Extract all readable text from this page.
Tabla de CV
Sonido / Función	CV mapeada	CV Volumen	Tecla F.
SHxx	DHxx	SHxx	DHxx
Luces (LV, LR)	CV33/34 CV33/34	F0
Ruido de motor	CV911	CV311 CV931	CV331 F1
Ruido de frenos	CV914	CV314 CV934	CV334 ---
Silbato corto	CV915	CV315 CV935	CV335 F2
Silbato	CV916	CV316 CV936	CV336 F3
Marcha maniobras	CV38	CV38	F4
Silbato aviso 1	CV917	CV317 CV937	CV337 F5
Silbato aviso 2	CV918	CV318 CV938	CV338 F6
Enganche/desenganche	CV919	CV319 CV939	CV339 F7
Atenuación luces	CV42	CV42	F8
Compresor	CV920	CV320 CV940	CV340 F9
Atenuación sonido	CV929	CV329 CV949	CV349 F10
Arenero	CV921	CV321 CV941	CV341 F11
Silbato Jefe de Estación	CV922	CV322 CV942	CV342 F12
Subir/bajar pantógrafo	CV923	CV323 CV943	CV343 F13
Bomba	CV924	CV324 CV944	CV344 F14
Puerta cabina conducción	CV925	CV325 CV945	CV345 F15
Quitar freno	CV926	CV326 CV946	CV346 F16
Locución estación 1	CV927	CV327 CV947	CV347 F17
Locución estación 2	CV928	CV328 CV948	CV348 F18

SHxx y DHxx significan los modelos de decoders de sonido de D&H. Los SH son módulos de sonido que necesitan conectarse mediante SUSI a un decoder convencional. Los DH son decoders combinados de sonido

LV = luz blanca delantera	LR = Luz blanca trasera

**What to do**
Output the entries exactly.

**Written solution**
Extract all readable text from this page.
Tabla de CV
Sonido / Función	CV mapeada	CV Volumen	Tecla F.
SHxx	DHxx	SHxx	DHxx
Luces (LV, LR)	CV33/34 CV33/34	F0
Ruido de motor	CV911	CV311 CV931	CV331 F1
Ruido de frenos	CV914	CV314 CV934	CV334 ---
Silbato corto	CV915	CV315 CV935	CV335 F2
Silbato	CV916	CV316 CV936	CV336 F3
Marcha maniobras	CV38	CV38	F4
Silbato aviso 1	CV917	CV317 CV937	CV337 F5
Silbato aviso 2	CV918	CV318 CV938	CV338 F6
Enganche/desenganche	CV919	CV319 CV939	CV339 F7
Atenuación luces	CV42	CV42	F8
Compresor	CV920	CV320 CV940	CV340 F9
Atenuación sonido	CV929	CV329 CV949	CV349 F10
Arenero	CV921	CV321 CV941	CV341 F11
Silbato Jefe de Estación	CV922	CV322 CV942	CV342 F12
Subir/bajar pantógrafo	CV923	CV323 CV943	CV343 F13
Bomba	CV924	CV324 CV944	CV344 F14
Puerta cabina conducción	CV925	CV325 CV945	CV345 F15
Quitar freno	CV926	CV326 CV946	CV346 F16
Locución estación 1	CV927	CV327 CV947	CV347 F17
Locución estación 2	CV928	CV328 CV948	CV348 F18

SHxx y DHxx significan los modelos de decoders de sonido de D&H. Los SH son módulos de sonido que necesitan conectarse mediante SUSI a un decoder convencional. Los DH son decoders combinados de sonido

LV = luz blanca delantera	LR = Luz blanca trasera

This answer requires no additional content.